--- start Extracted entries ---
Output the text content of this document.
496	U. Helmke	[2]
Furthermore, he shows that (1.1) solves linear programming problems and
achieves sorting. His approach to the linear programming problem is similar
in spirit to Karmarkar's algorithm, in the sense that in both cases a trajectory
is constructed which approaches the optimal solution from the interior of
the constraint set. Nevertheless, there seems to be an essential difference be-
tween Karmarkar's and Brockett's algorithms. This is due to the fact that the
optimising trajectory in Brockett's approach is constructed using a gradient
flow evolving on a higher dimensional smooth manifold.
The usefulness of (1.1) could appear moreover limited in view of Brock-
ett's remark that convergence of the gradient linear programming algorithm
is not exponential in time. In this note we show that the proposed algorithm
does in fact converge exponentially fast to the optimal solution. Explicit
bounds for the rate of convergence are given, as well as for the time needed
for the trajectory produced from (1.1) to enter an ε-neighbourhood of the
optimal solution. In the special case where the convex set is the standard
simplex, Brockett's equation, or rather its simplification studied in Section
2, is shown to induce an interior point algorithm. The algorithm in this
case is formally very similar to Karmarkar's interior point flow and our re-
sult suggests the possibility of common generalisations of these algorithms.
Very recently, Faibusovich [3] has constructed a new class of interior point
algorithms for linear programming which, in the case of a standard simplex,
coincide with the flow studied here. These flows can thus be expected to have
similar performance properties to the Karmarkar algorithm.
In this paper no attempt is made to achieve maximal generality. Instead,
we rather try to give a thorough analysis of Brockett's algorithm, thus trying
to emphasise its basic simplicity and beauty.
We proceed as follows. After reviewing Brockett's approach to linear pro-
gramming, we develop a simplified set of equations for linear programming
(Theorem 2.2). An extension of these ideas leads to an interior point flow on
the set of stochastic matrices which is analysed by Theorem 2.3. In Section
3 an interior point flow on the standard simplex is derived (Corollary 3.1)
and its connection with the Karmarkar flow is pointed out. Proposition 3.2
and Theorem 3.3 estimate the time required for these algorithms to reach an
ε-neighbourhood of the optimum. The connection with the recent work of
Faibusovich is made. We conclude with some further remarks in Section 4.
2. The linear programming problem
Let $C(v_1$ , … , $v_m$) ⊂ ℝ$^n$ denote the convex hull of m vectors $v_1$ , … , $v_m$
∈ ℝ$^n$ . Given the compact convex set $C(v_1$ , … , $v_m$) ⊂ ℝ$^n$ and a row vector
--- end Extracted entries ---
Repeat the entries exactly, all of them.

The result:
Output the text content of this document.
496	U. Helmke	[2]
Furthermore, he shows that (1.1) solves linear programming problems and
achieves sorting. His approach to the linear programming problem is similar
in spirit to Karmarkar's algorithm, in the sense that in both cases a trajectory
is constructed which approaches the optimal solution from the interior of
the constraint set. Nevertheless, there seems to be an essential difference be-
tween Karmarkar's and Brockett's algorithms. This is due to the fact that the
optimising trajectory in Brockett's approach is constructed using a gradient
flow evolving on a higher dimensional smooth manifold.
The usefulness of (1.1) could appear moreover limited in view of Brock-
ett's remark that convergence of the gradient linear programming algorithm
is not exponential in time. In this note we show that the proposed algorithm
does in fact converge exponentially fast to the optimal solution. Explicit
bounds for the rate of convergence are given, as well as for the time needed
for the trajectory produced from (1.1) to enter an ε-neighbourhood of the
optimal solution. In the special case where the convex set is the standard
simplex, Brockett's equation, or rather its simplification studied in Section
2, is shown to induce an interior point algorithm. The algorithm in this
case is formally very similar to Karmarkar's interior point flow and our re-
sult suggests the possibility of common generalisations of these algorithms.
Very recently, Faibusovich [3] has constructed a new class of interior point
algorithms for linear programming which, in the case of a standard simplex,
coincide with the flow studied here. These flows can thus be expected to have
similar performance properties to the Karmarkar algorithm.
In this paper no attempt is made to achieve maximal generality. Instead,
we rather try to give a thorough analysis of Brockett's algorithm, thus trying
to emphasise its basic simplicity and beauty.
We proceed as follows. After reviewing Brockett's approach to linear pro-
gramming, we develop a simplified set of equations for linear programming
(Theorem 2.2). An extension of these ideas leads to an interior point flow on
the set of stochastic matrices which is analysed by Theorem 2.3. In Section
3 an interior point flow on the standard simplex is derived (Corollary 3.1)
and its connection with the Karmarkar flow is pointed out. Proposition 3.2
and Theorem 3.3 estimate the time required for these algorithms to reach an
ε-neighbourhood of the optimum. The connection with the recent work of
Faibusovich is made. We conclude with some further remarks in Section 4.
2. The linear programming problem
Let $C(v_1$ , … , $v_m$) ⊂ ℝ$^n$ denote the convex hull of m vectors $v_1$ , … , $v_m$
∈ ℝ$^n$ . Given the compact convex set $C(v_1$ , … , $v_m$) ⊂ ℝ$^n$ and a row vector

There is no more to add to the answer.